━━ Stored rows

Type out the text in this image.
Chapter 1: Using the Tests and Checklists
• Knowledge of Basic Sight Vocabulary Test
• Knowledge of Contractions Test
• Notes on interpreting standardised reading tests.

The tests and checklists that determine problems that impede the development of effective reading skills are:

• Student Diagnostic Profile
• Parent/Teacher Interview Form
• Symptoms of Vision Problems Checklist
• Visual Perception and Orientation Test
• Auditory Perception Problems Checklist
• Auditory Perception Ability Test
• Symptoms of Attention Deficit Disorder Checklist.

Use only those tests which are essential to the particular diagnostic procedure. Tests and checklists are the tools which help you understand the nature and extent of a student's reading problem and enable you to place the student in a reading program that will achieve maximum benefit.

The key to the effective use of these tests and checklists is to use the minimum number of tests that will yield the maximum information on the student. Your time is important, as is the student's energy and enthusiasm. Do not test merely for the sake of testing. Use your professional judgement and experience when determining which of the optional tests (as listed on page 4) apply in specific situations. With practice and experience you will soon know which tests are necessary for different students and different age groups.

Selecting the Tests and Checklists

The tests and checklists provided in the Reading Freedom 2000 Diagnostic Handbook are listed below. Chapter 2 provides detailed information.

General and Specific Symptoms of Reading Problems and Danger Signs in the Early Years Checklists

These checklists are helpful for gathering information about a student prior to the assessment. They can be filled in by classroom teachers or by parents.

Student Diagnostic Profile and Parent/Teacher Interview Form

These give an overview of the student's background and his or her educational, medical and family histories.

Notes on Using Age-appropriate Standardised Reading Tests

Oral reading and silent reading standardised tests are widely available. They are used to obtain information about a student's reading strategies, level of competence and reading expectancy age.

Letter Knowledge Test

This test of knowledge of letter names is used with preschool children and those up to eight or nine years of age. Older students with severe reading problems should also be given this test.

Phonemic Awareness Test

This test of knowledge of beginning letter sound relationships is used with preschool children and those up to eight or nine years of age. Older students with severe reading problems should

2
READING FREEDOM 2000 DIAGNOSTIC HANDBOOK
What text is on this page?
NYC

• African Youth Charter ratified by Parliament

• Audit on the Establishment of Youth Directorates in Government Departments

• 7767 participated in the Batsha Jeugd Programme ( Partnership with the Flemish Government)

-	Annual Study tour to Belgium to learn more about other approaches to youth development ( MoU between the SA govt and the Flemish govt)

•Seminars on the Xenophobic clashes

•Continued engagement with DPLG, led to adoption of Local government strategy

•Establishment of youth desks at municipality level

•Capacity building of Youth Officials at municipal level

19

━━━━

**Exercise prompt:** Using the listing above, reproduce each line without omission.

**Answer in full:**
Type out the text in this image.
Chapter 1: Using the Tests and Checklists
• Knowledge of Basic Sight Vocabulary Test
• Knowledge of Contractions Test
• Notes on interpreting standardised reading tests.

The tests and checklists that determine problems that impede the development of effective reading skills are:

• Student Diagnostic Profile
• Parent/Teacher Interview Form
• Symptoms of Vision Problems Checklist
• Visual Perception and Orientation Test
• Auditory Perception Problems Checklist
• Auditory Perception Ability Test
• Symptoms of Attention Deficit Disorder Checklist.

Use only those tests which are essential to the particular diagnostic procedure. Tests and checklists are the tools which help you understand the nature and extent of a student's reading problem and enable you to place the student in a reading program that will achieve maximum benefit.

The key to the effective use of these tests and checklists is to use the minimum number of tests that will yield the maximum information on the student. Your time is important, as is the student's energy and enthusiasm. Do not test merely for the sake of testing. Use your professional judgement and experience when determining which of the optional tests (as listed on page 4) apply in specific situations. With practice and experience you will soon know which tests are necessary for different students and different age groups.

Selecting the Tests and Checklists

The tests and checklists provided in the Reading Freedom 2000 Diagnostic Handbook are listed below. Chapter 2 provides detailed information.

General and Specific Symptoms of Reading Problems and Danger Signs in the Early Years Checklists

These checklists are helpful for gathering information about a student prior to the assessment. They can be filled in by classroom teachers or by parents.

Student Diagnostic Profile and Parent/Teacher Interview Form

These give an overview of the student's background and his or her educational, medical and family histories.

Notes on Using Age-appropriate Standardised Reading Tests

Oral reading and silent reading standardised tests are widely available. They are used to obtain information about a student's reading strategies, level of competence and reading expectancy age.

Letter Knowledge Test

This test of knowledge of letter names is used with preschool children and those up to eight or nine years of age. Older students with severe reading problems should also be given this test.

Phonemic Awareness Test

This test of knowledge of beginning letter sound relationships is used with preschool children and those up to eight or nine years of age. Older students with severe reading problems should

2
READING FREEDOM 2000 DIAGNOSTIC HANDBOOK
What text is on this page?
NYC

• African Youth Charter ratified by Parliament

• Audit on the Establishment of Youth Directorates in Government Departments

• 7767 participated in the Batsha Jeugd Programme ( Partnership with the Flemish Government)

-	Annual Study tour to Belgium to learn more about other approaches to youth development ( MoU between the SA govt and the Flemish govt)

•Seminars on the Xenophobic clashes

•Continued engagement with DPLG, led to adoption of Local government strategy

•Establishment of youth desks at municipality level

•Capacity building of Youth Officials at municipal level

19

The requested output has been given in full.